§ **Exercise description**:
Omit all pictures, then retype the data exactly as given.

################

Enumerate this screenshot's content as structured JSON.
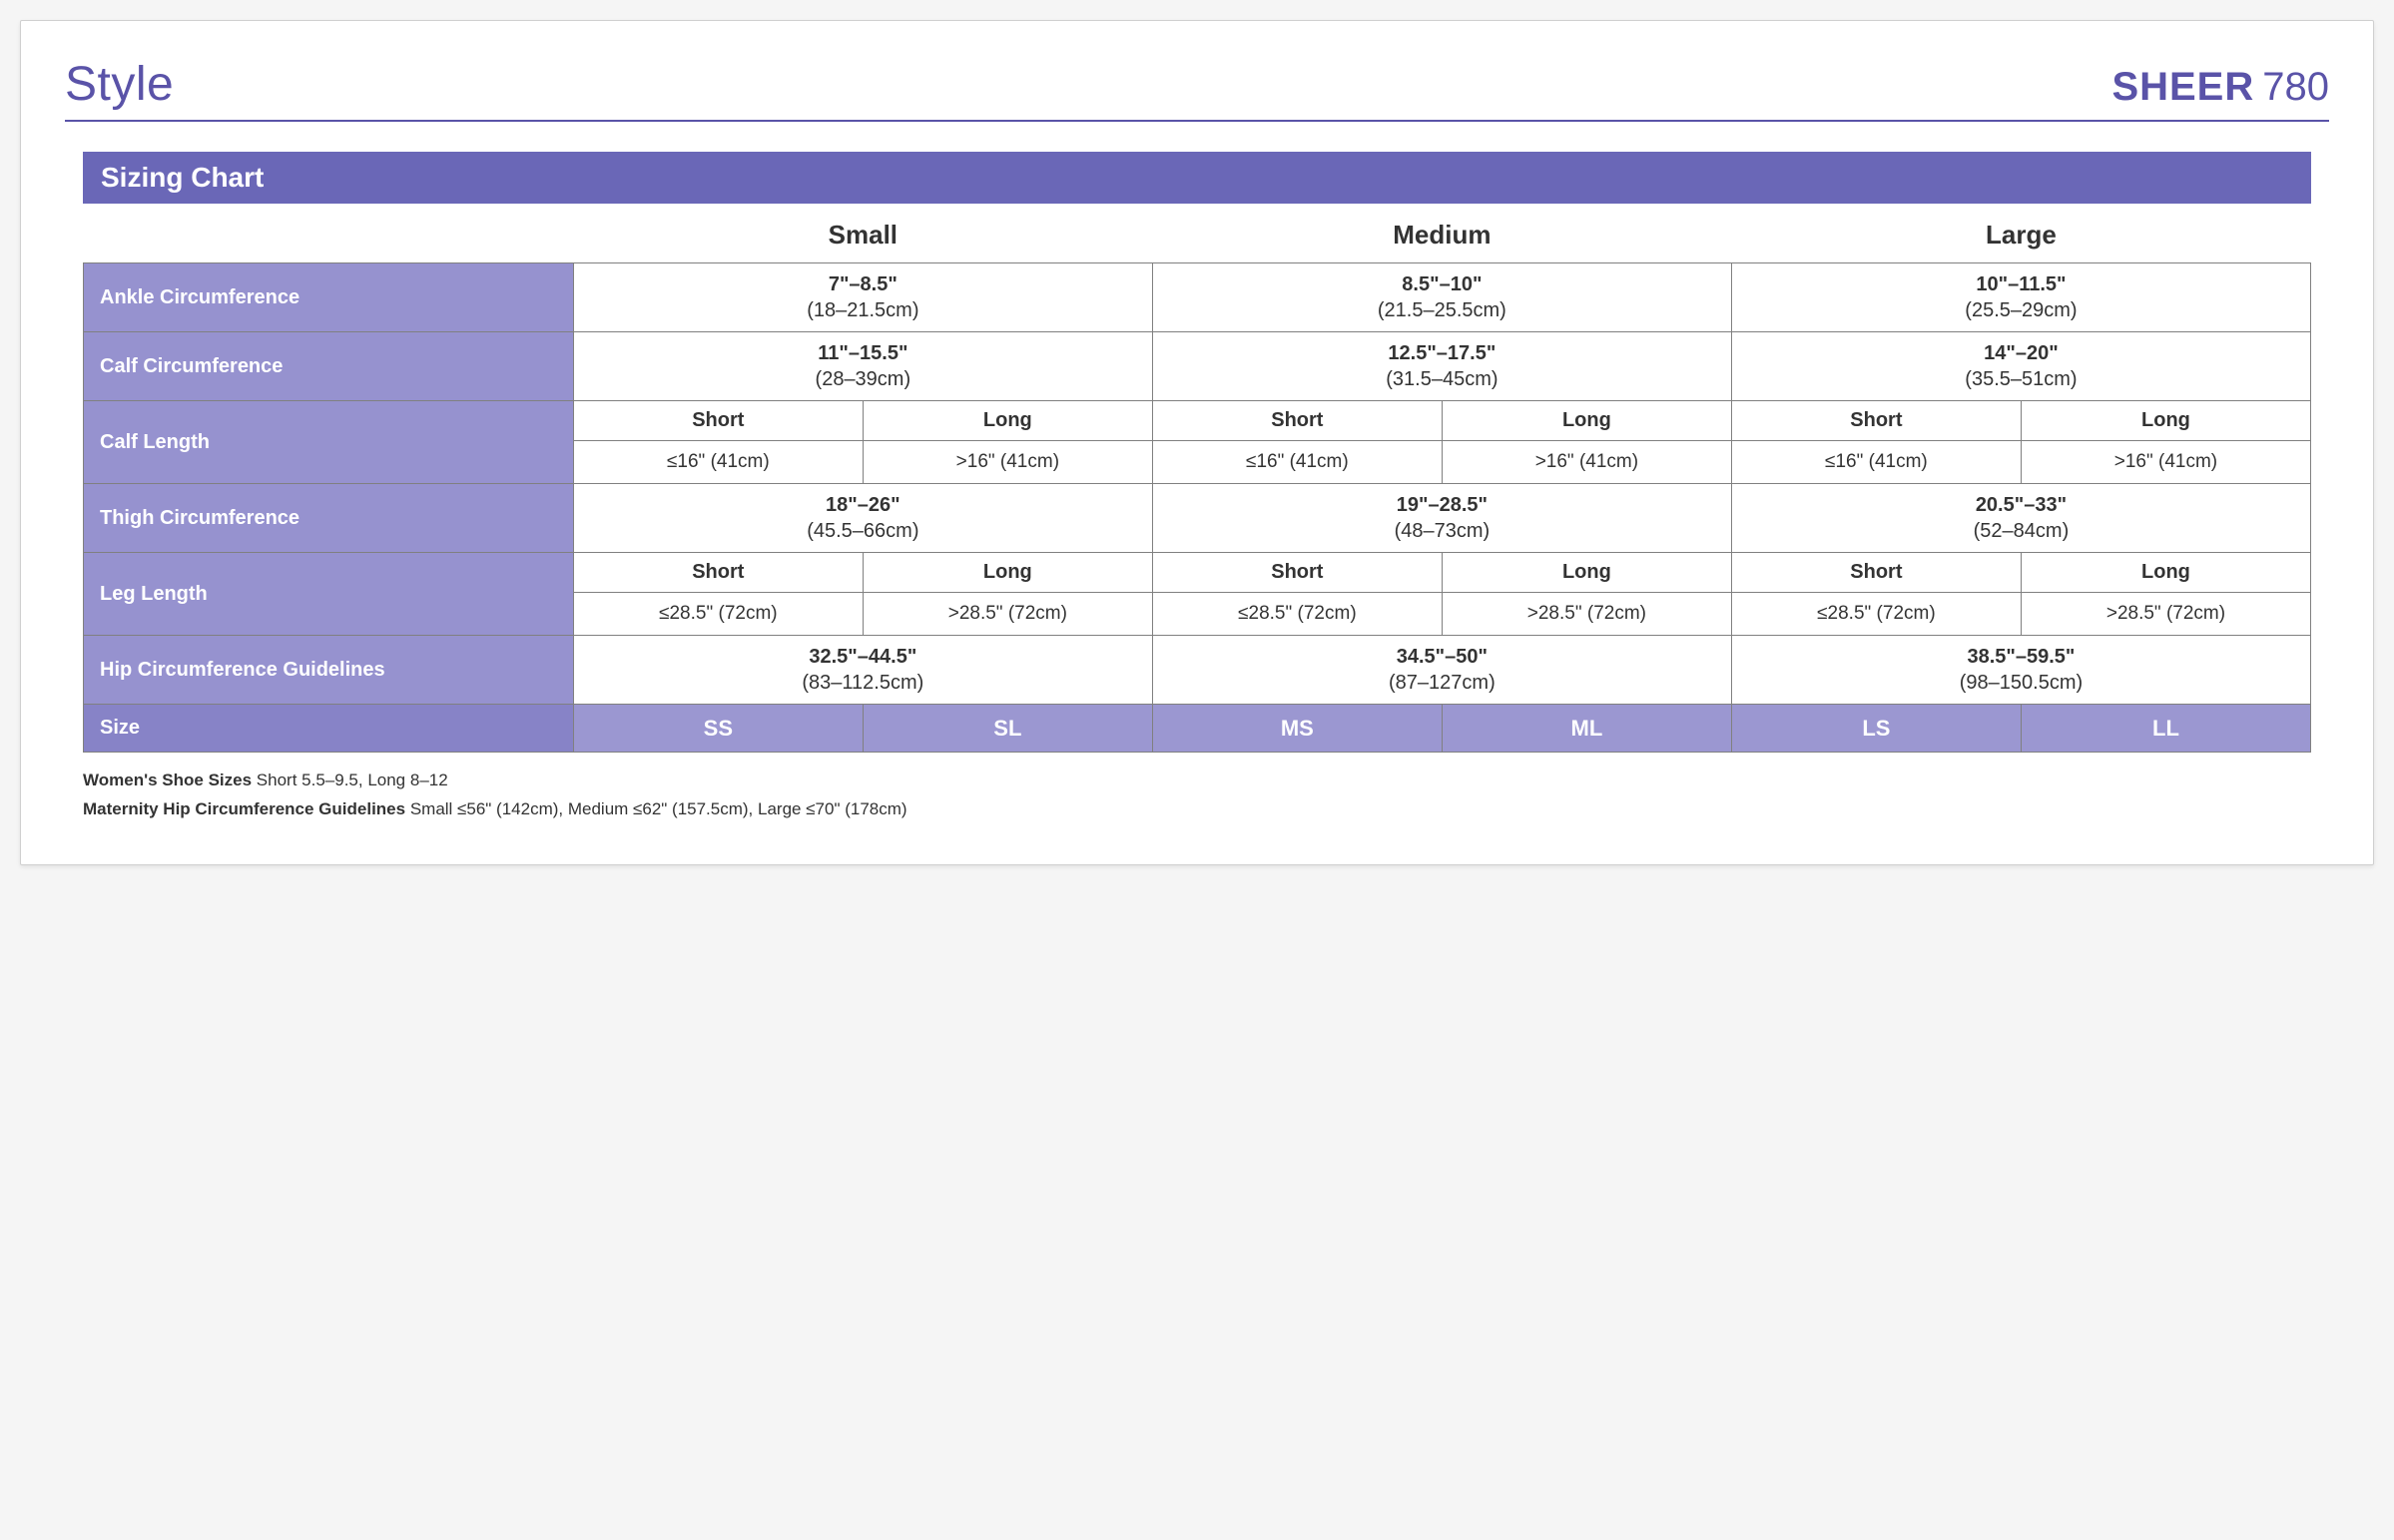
{
  "header": {
    "style_label": "Style",
    "product_name": "SHEER",
    "product_num": "780"
  },
  "section_title": "Sizing Chart",
  "size_cols": [
    "Small",
    "Medium",
    "Large"
  ],
  "sub_cols": {
    "short": "Short",
    "long": "Long"
  },
  "rows": {
    "ankle": {
      "label": "Ankle Circumference",
      "small": {
        "main": "7\"–8.5\"",
        "sub": "(18–21.5cm)"
      },
      "medium": {
        "main": "8.5\"–10\"",
        "sub": "(21.5–25.5cm)"
      },
      "large": {
        "main": "10\"–11.5\"",
        "sub": "(25.5–29cm)"
      }
    },
    "calf": {
      "label": "Calf Circumference",
      "small": {
        "main": "11\"–15.5\"",
        "sub": "(28–39cm)"
      },
      "medium": {
        "main": "12.5\"–17.5\"",
        "sub": "(31.5–45cm)"
      },
      "large": {
        "main": "14\"–20\"",
        "sub": "(35.5–51cm)"
      }
    },
    "calflen": {
      "label": "Calf Length",
      "small": {
        "short": "≤16\" (41cm)",
        "long": ">16\" (41cm)"
      },
      "medium": {
        "short": "≤16\" (41cm)",
        "long": ">16\" (41cm)"
      },
      "large": {
        "short": "≤16\" (41cm)",
        "long": ">16\" (41cm)"
      }
    },
    "thigh": {
      "label": "Thigh Circumference",
      "small": {
        "main": "18\"–26\"",
        "sub": "(45.5–66cm)"
      },
      "medium": {
        "main": "19\"–28.5\"",
        "sub": "(48–73cm)"
      },
      "large": {
        "main": "20.5\"–33\"",
        "sub": "(52–84cm)"
      }
    },
    "leglen": {
      "label": "Leg Length",
      "small": {
        "short": "≤28.5\" (72cm)",
        "long": ">28.5\" (72cm)"
      },
      "medium": {
        "short": "≤28.5\" (72cm)",
        "long": ">28.5\" (72cm)"
      },
      "large": {
        "short": "≤28.5\" (72cm)",
        "long": ">28.5\" (72cm)"
      }
    },
    "hip": {
      "label": "Hip Circumference Guidelines",
      "small": {
        "main": "32.5\"–44.5\"",
        "sub": "(83–112.5cm)"
      },
      "medium": {
        "main": "34.5\"–50\"",
        "sub": "(87–127cm)"
      },
      "large": {
        "main": "38.5\"–59.5\"",
        "sub": "(98–150.5cm)"
      }
    },
    "size": {
      "label": "Size",
      "small": {
        "short": "SS",
        "long": "SL"
      },
      "medium": {
        "short": "MS",
        "long": "ML"
      },
      "large": {
        "short": "LS",
        "long": "LL"
      }
    }
  },
  "footnotes": {
    "shoe_label": "Women's Shoe Sizes",
    "shoe_text": "Short 5.5–9.5, Long  8–12",
    "maternity_label": "Maternity Hip Circumference Guidelines",
    "maternity_text": "Small ≤56\" (142cm), Medium ≤62\" (157.5cm), Large ≤70\" (178cm)"
  },
  "colors": {
    "accent": "#5a53a8",
    "bar_bg": "#6a67b7",
    "rowhead_bg": "#9692cf",
    "sizehead_bg": "#8783c7",
    "sizecell_bg": "#9b97d1",
    "border": "#808080",
    "text": "#333333",
    "card_bg": "#ffffff"
  },
  "typography": {
    "title_fontsize": 48,
    "product_fontsize": 40,
    "section_fontsize": 28,
    "colhead_fontsize": 26,
    "rowhead_fontsize": 20,
    "cell_fontsize": 20,
    "footnote_fontsize": 17
  }
}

################

§ **Exercise response**:
Enumerate this screenshot's content as structured JSON.
{
  "header": {
    "style_label": "Style",
    "product_name": "SHEER",
    "product_num": "780"
  },
  "section_title": "Sizing Chart",
  "size_cols": [
    "Small",
    "Medium",
    "Large"
  ],
  "sub_cols": {
    "short": "Short",
    "long": "Long"
  },
  "rows": {
    "ankle": {
      "label": "Ankle Circumference",
      "small": {
        "main": "7\"–8.5\"",
        "sub": "(18–21.5cm)"
      },
      "medium": {
        "main": "8.5\"–10\"",
        "sub": "(21.5–25.5cm)"
      },
      "large": {
        "main": "10\"–11.5\"",
        "sub": "(25.5–29cm)"
      }
    },
    "calf": {
      "label": "Calf Circumference",
      "small": {
        "main": "11\"–15.5\"",
        "sub": "(28–39cm)"
      },
      "medium": {
        "main": "12.5\"–17.5\"",
        "sub": "(31.5–45cm)"
      },
      "large": {
        "main": "14\"–20\"",
        "sub": "(35.5–51cm)"
      }
    },
    "calflen": {
      "label": "Calf Length",
      "small": {
        "short": "≤16\" (41cm)",
        "long": ">16\" (41cm)"
      },
      "medium": {
        "short": "≤16\" (41cm)",
        "long": ">16\" (41cm)"
      },
      "large": {
        "short": "≤16\" (41cm)",
        "long": ">16\" (41cm)"
      }
    },
    "thigh": {
      "label": "Thigh Circumference",
      "small": {
        "main": "18\"–26\"",
        "sub": "(45.5–66cm)"
      },
      "medium": {
        "main": "19\"–28.5\"",
        "sub": "(48–73cm)"
      },
      "large": {
        "main": "20.5\"–33\"",
        "sub": "(52–84cm)"
      }
    },
    "leglen": {
      "label": "Leg Length",
      "small": {
        "short": "≤28.5\" (72cm)",
        "long": ">28.5\" (72cm)"
      },
      "medium": {
        "short": "≤28.5\" (72cm)",
        "long": ">28.5\" (72cm)"
      },
      "large": {
        "short": "≤28.5\" (72cm)",
        "long": ">28.5\" (72cm)"
      }
    },
    "hip": {
      "label": "Hip Circumference Guidelines",
      "small": {
        "main": "32.5\"–44.5\"",
        "sub": "(83–112.5cm)"
      },
      "medium": {
        "main": "34.5\"–50\"",
        "sub": "(87–127cm)"
      },
      "large": {
        "main": "38.5\"–59.5\"",
        "sub": "(98–150.5cm)"
      }
    },
    "size": {
      "label": "Size",
      "small": {
        "short": "SS",
        "long": "SL"
      },
      "medium": {
        "short": "MS",
        "long": "ML"
      },
      "large": {
        "short": "LS",
        "long": "LL"
      }
    }
  },
  "footnotes": {
    "shoe_label": "Women's Shoe Sizes",
    "shoe_text": "Short 5.5–9.5, Long  8–12",
    "maternity_label": "Maternity Hip Circumference Guidelines",
    "maternity_text": "Small ≤56\" (142cm), Medium ≤62\" (157.5cm), Large ≤70\" (178cm)"
  },
  "colors": {
    "accent": "#5a53a8",
    "bar_bg": "#6a67b7",
    "rowhead_bg": "#9692cf",
    "sizehead_bg": "#8783c7",
    "sizecell_bg": "#9b97d1",
    "border": "#808080",
    "text": "#333333",
    "card_bg": "#ffffff"
  },
  "typography": {
    "title_fontsize": 48,
    "product_fontsize": 40,
    "section_fontsize": 28,
    "colhead_fontsize": 26,
    "rowhead_fontsize": 20,
    "cell_fontsize": 20,
    "footnote_fontsize": 17
  }
}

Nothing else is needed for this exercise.